*Testo*
════════════════════
Colui che guariva dalla lebbra doveva andare dal sacerdote, che costatata la guarigione reintegrava la persona nella sua famiglia e nella vita sociale. E Gesù fa osservare le tradizioni ebraiche: andare dal sacerdote, dal custode della legge (cfr. Lev 13,49). Ma il versetto racchiude anche la missione dell’ex-lebbroso: custodire il segreto messianico. Gesù dice al lebbroso di non raccontare il miracolo di cui è stato beneficiario. La vera identità di Gesù si riconosce sulla croce e non dai suoi miracoli. E di questo lui deve essere testimone.
L’uomo guarito testimonia che c’è qualcuno che va oltre la legge e che alla legge è impossibile. L'uomo dimostrava a tutti di essere stato guarito perfettamente mediante l'opera di Gesù (cfr. Mc 6,11 e Mc 13,9). Questa testimonianza può risultare a favore o a sfavore. Tutto dipende se si accoglie (cfr. Lc 17,11-19).
v. 45: Ma quello si allontanò e si mise a proclamare e a divulgare il fatto
L’ex-lebbroso disobbedisce a Gesù e proclama apertamente il fatto divulgandolo. Egli ha sperimentato in prima persona la misericordia di Dio, ora la diffonde. È l’annuncio del vangelo da parte di chi non conta nella società perché l’evangelizzatore è come Gesù: pietra di scarto (cfr. Mc 12,10)
════════════════════
Righe tratte da una raccolta:
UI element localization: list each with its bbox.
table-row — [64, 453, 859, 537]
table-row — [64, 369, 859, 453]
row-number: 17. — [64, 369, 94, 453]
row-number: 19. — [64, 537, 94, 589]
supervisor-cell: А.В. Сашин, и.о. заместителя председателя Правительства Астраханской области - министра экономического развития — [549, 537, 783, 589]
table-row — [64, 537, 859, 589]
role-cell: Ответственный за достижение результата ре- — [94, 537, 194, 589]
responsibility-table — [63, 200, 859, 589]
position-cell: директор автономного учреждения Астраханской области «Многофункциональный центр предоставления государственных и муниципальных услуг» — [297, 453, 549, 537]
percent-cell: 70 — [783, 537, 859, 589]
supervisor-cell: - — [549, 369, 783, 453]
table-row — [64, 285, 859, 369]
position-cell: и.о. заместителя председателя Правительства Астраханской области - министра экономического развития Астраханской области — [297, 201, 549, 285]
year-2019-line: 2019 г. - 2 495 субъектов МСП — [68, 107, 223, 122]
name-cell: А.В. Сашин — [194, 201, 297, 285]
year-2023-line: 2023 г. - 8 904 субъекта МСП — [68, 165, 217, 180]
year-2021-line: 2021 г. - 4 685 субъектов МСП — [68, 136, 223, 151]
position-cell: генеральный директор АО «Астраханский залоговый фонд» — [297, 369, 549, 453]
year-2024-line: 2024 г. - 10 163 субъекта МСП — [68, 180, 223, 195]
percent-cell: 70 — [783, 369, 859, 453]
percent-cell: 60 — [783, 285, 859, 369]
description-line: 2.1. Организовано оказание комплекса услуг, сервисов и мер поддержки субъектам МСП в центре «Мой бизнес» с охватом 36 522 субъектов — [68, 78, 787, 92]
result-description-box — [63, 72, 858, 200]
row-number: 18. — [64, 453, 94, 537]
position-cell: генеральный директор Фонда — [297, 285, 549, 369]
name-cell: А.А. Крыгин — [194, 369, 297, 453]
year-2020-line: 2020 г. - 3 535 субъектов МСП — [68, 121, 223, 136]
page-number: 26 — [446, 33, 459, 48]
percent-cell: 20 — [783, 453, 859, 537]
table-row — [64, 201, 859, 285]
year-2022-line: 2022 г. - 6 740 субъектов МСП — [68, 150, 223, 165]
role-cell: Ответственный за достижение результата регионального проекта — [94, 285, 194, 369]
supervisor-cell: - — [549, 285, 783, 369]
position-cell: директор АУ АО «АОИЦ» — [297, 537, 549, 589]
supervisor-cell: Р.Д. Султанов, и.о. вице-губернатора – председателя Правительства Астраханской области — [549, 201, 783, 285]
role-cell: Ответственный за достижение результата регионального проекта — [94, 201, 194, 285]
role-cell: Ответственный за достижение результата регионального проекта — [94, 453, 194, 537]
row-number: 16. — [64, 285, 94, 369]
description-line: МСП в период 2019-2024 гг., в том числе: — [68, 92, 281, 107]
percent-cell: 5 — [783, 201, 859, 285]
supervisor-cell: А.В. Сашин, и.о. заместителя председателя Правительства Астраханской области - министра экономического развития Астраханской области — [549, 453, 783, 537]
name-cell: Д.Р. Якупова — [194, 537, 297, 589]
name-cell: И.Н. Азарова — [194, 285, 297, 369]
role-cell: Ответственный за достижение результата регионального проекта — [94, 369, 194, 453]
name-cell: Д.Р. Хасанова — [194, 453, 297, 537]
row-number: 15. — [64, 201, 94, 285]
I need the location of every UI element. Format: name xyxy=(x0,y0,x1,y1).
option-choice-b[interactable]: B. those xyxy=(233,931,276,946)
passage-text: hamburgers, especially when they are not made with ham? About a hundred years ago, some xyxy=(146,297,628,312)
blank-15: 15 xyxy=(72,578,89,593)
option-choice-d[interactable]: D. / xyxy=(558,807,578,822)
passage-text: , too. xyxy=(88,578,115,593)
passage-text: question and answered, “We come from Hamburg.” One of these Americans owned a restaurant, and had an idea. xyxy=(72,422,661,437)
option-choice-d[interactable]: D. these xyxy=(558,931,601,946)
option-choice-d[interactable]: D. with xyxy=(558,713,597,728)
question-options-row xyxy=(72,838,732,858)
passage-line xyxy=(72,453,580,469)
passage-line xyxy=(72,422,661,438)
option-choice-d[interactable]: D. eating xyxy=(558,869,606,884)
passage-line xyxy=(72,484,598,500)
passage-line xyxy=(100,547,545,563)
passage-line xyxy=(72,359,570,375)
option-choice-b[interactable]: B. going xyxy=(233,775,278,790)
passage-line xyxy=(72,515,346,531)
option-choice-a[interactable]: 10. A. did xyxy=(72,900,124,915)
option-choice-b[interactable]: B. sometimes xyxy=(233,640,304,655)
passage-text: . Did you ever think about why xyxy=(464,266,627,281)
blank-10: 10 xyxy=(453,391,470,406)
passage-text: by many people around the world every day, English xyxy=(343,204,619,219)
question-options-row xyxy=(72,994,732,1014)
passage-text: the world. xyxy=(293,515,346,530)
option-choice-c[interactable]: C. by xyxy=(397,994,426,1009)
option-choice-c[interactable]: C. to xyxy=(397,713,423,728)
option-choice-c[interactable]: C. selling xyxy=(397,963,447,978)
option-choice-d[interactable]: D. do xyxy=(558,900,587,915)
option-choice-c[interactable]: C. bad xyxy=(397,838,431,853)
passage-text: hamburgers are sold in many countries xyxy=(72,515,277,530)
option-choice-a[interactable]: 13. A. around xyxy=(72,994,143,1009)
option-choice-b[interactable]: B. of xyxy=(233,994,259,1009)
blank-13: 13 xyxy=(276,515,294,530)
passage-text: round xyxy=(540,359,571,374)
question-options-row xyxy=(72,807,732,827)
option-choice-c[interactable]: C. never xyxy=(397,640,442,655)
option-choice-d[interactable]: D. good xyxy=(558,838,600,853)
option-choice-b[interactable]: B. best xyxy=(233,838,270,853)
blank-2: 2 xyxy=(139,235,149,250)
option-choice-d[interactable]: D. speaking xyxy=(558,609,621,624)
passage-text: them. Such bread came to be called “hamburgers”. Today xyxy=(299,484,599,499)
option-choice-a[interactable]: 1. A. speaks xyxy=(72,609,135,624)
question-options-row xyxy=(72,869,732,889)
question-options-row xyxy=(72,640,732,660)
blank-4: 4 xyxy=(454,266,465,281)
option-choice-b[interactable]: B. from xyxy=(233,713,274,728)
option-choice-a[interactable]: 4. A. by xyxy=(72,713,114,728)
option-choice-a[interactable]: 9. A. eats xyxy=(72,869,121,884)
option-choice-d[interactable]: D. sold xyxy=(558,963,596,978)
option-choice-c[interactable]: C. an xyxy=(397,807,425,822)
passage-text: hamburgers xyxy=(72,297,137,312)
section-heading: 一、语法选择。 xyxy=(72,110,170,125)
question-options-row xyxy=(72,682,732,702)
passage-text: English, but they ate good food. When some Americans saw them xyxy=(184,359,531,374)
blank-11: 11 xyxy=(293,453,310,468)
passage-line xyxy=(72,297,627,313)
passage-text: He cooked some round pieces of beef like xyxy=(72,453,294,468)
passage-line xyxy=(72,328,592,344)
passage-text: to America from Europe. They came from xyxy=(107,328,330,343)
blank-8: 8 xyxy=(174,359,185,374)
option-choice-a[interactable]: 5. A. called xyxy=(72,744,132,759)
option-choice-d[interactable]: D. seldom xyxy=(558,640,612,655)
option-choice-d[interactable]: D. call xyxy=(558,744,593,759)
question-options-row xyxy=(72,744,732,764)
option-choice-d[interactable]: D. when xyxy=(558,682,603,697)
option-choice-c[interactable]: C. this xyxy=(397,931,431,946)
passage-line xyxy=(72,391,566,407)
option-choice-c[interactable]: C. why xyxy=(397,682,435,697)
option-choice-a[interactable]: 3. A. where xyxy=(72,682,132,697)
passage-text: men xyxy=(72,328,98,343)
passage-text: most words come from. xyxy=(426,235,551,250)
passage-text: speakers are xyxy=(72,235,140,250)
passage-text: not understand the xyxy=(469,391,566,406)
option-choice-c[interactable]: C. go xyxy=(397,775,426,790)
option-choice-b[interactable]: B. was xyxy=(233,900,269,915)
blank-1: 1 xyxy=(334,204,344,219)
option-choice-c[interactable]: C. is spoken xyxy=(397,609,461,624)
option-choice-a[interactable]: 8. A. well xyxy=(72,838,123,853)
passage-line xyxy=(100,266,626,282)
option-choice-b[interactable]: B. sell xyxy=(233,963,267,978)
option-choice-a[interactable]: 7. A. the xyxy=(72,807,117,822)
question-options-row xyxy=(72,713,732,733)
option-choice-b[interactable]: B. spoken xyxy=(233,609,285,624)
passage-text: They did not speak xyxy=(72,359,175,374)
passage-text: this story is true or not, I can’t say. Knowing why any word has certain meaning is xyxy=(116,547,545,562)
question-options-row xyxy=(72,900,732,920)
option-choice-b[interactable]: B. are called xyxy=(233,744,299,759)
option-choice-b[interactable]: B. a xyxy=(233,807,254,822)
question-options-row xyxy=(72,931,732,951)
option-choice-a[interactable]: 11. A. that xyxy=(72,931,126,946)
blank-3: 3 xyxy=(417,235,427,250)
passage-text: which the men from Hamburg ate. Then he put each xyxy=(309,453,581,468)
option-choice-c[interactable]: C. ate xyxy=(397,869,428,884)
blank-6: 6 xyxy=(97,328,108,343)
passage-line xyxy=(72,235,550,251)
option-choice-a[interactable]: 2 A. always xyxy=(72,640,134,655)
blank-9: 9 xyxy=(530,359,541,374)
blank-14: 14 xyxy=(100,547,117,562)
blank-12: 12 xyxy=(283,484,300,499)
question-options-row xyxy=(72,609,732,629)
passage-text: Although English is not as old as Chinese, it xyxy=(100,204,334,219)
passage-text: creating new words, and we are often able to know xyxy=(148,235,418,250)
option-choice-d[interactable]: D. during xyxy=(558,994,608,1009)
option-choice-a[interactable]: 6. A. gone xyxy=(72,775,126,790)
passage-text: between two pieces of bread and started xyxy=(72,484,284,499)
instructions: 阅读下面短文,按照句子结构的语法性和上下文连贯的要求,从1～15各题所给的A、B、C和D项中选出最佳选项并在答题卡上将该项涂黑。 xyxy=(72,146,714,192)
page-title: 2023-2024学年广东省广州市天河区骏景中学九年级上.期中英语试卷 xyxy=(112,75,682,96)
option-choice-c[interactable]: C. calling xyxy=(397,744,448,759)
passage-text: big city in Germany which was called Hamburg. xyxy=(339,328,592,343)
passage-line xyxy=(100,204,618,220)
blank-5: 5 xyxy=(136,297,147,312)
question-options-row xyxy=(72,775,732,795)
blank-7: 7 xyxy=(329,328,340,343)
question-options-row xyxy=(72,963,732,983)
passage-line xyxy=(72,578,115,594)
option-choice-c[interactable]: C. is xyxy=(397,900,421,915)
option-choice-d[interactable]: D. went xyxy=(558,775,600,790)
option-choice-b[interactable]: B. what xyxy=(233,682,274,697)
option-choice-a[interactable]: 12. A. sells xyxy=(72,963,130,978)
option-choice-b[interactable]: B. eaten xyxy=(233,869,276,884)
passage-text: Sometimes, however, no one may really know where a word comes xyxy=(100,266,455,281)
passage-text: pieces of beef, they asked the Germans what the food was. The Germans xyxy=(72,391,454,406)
════════════════════
*Esercizio 1*
Elenca tutti i rimandi biblici preceduti da «cfr.» nel commento sulla guarigione del lebbroso.
*Esercizio 2*
Scrivi il seguito del commento sulla guarigione del lebbroso, riprendendo subito dopo l'ultima frase.
Le righe non servono per svolgere il lavoro.

*Risposta 1*
Lev 13,49
Mc 6,11
Mc 13,9
Lc 17,11-19
Mc 12,10

*Risposta 2*
tanto che Gesù non poteva più entrare pubblicamente in una città, ma rimaneva fuori, in luoghi deserti; e venivano a lui da ogni parte.
In questa parte di versetto, sembra che Gesù faccia il lebbroso: se prima vedevamo il lebbroso ritirato in luoghi deserti, adesso, Gesù, dopo aver assunto su di sé la lebbra, il male, il peccato (cfr. Is 53,3-5) si ritira in luoghi deserti.
Gesù è l’uomo dei dolori che ben conosce il patire (Is 53,3-5), che si fa carico del male, del peso degli altri considerando il loro stato disagevole di abbandono e di sofferenza. Egli fa' propria ciascuna delle malattie che gli vengono presentate nella persona della suocera di Pietro, del lebbroso, degli ammalati e degli indemoniati, sui quali interviene manifestando con il suo atto di guarigione la vittoria di Dio sul male. Per questo è costretto a vivere come se fosse lui il lebbroso.
Però Gesù è il centro di ogni esistenza. Egli è Colui che sarà innalzato e attirerà a sé e chiunque lo vedrà sarà salvo (Gv 12,32; 3,14). Per questo motivo accorrono a Lui chiunque, soprattutto gli esclusi, perché l’azione di Dio si dilati a dismisura.
 
Ci fermiamo in silenzio per accogliere la Parola nella vita. Lasciamo che anche il Silenzio sia dono perché l’incontro con la Parola sia largamente ricompensato
 
La Parola illumina la vita e la interpella
Ogni parola del Vangelo mi fa vedere un mio bisogno, educa il mio desiderio a formularsi in invocazione?
Mi è mai capitato di considerare una malattia, mia o di altri, come una conseguenza di peccato? Fino a che punto è valida questa mentalità?
L'atteggiamento di Gesù verso il lebbroso cosa mi insegna a riguardo del mio modo di rapportarmi con malattie che anche oggi sono considerate "infamanti"?
Sono stato toccato dalla mano misericordiosa di Dio?
La mia esperienza con Gesù mi porta ad essere portatore della “buona notizia”?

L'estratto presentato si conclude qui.